____ Data to use

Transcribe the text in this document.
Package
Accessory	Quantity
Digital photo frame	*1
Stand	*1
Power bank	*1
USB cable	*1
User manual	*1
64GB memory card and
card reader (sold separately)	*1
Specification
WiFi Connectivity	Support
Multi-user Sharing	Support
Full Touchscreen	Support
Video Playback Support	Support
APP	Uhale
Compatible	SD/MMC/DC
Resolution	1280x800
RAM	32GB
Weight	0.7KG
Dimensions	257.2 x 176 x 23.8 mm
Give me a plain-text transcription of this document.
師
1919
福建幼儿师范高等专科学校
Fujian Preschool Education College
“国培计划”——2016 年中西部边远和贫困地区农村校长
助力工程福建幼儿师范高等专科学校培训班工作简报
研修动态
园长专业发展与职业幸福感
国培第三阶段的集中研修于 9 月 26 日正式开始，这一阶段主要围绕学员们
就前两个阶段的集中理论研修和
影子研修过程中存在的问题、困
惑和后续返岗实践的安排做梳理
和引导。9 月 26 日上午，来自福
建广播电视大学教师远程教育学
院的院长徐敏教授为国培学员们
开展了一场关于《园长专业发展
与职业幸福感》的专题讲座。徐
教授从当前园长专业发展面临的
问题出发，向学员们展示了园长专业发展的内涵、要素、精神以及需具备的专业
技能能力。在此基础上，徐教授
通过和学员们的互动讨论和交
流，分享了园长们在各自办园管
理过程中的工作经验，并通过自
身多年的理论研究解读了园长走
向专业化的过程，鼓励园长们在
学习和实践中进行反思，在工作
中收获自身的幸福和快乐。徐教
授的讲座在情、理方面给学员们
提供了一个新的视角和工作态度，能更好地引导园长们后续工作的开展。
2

________

> Exercise task:
Repeat all of the records above exactly as written.

> Result of the exercise:
Transcribe the text in this document.
Package
Accessory	Quantity
Digital photo frame	*1
Stand	*1
Power bank	*1
USB cable	*1
User manual	*1
64GB memory card and
card reader (sold separately)	*1
Specification
WiFi Connectivity	Support
Multi-user Sharing	Support
Full Touchscreen	Support
Video Playback Support	Support
APP	Uhale
Compatible	SD/MMC/DC
Resolution	1280x800
RAM	32GB
Weight	0.7KG
Dimensions	257.2 x 176 x 23.8 mm
Give me a plain-text transcription of this document.
師
1919
福建幼儿师范高等专科学校
Fujian Preschool Education College
“国培计划”——2016 年中西部边远和贫困地区农村校长
助力工程福建幼儿师范高等专科学校培训班工作简报
研修动态
园长专业发展与职业幸福感
国培第三阶段的集中研修于 9 月 26 日正式开始，这一阶段主要围绕学员们
就前两个阶段的集中理论研修和
影子研修过程中存在的问题、困
惑和后续返岗实践的安排做梳理
和引导。9 月 26 日上午，来自福
建广播电视大学教师远程教育学
院的院长徐敏教授为国培学员们
开展了一场关于《园长专业发展
与职业幸福感》的专题讲座。徐
教授从当前园长专业发展面临的
问题出发，向学员们展示了园长专业发展的内涵、要素、精神以及需具备的专业
技能能力。在此基础上，徐教授
通过和学员们的互动讨论和交
流，分享了园长们在各自办园管
理过程中的工作经验，并通过自
身多年的理论研究解读了园长走
向专业化的过程，鼓励园长们在
学习和实践中进行反思，在工作
中收获自身的幸福和快乐。徐教
授的讲座在情、理方面给学员们
提供了一个新的视角和工作态度，能更好地引导园长们后续工作的开展。
2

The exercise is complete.